▸ ESTRATTO DEL TESTO
'''

Allo stesso modo Aodi sottolinea che va arginato l’esodo incontrollato di stranieri, rafforzando quelle cooperazioni internazionali che sono lo strumento base per aiutare i Paesi più deboli.
Con Amsi, Umem e Uniti per Unire, porta avanti, da anni, le battaglie per invogliare le politiche europee a sostenere sanità, istruzione, economia, agricoltura, artigianato, nelle nazioni più in difficoltà, creando quindi terreno fertile per arginare le fughe incontrollate e aprendo la strada alla possibilità che tanti giovani decidano di rimanere nel proprio Paese.
Nel contempo, ovviamente, va anche combattuta la piaga degli sbarchi, dove a pagare le conseguenze sono, più di tutti, donne e bambini, alla mercé di persone senza scrupoli.
Ecco allora le indagini di Amsi e Uniti per Unire sugli immigrati nelle nostre carceri e in quelle europee. Al 31 marzo 2024 i detenuti stranieri nelle carceri italiane per adulti erano 19.108, pari al 31,3% del totale della popolazione detenuta, una percentuale in lieve calo rispetto agli anni precedenti ma in calo sostanzioso rispetto a quindici anni fa, quando superava il 37%.
Il quindici percento (15%) dei detenuti in Europa è composto da cittadini stranieri, ma questa percentuale è sostanzialmente diversa tra le nazioni. Nei paesi dell’Europa orientale, di solito, è inferiore al 5%, mentre nell’Europa centrale e occidentale varia dal 2% al 70% nei paesi con almeno un milione di abitanti.
E’ dall’Africa, che viene il grosso della popolazione carceraria straniera.
Marocco: 3.600 cittadini nelle carceri italiane, più del 20 per cento di tutti gli stranieri, secondo i dati del governo di giugno. Poi la Tunisia: 1.818 detenuti, il 10 per cento. Nigeria, Egitto a seguire.

'''

▸ DATI ESTRATTI
'''

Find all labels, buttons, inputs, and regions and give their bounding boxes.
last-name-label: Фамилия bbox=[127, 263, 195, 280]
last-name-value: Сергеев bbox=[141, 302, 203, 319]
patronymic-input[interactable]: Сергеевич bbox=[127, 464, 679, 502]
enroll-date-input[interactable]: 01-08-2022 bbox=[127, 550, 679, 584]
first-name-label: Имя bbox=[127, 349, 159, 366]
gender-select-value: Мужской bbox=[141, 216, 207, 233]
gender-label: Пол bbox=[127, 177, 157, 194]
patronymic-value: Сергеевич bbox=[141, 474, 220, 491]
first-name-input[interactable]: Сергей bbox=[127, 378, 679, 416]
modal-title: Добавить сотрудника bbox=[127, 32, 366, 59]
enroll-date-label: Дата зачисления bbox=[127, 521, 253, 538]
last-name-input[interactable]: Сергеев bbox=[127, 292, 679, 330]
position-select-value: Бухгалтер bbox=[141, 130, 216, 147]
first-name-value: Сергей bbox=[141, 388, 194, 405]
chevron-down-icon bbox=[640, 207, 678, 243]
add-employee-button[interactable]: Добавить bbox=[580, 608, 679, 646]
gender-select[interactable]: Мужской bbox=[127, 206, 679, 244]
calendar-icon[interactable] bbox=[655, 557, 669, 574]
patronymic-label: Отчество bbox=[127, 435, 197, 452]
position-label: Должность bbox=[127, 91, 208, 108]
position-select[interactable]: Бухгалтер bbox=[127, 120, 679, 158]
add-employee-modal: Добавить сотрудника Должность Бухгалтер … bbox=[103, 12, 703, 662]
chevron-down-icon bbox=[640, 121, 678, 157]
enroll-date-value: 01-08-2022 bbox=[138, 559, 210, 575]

'''

▸ CONSEGNE
1. Nell'estratto sui detenuti stranieri, quanti erano i detenuti stranieri nelle carceri italiane per adulti al 31 marzo 2024?
2. Elenca tutti i settori che, secondo l'estratto sui detenuti stranieri, le politiche europee dovrebbero sostenere nelle nazioni più in difficoltà.

▸ RISPOSTE ATTESE
1. Erano 19.108, pari al 31,3% del totale della popolazione detenuta.

2. Sanità, istruzione, economia, agricoltura, artigianato.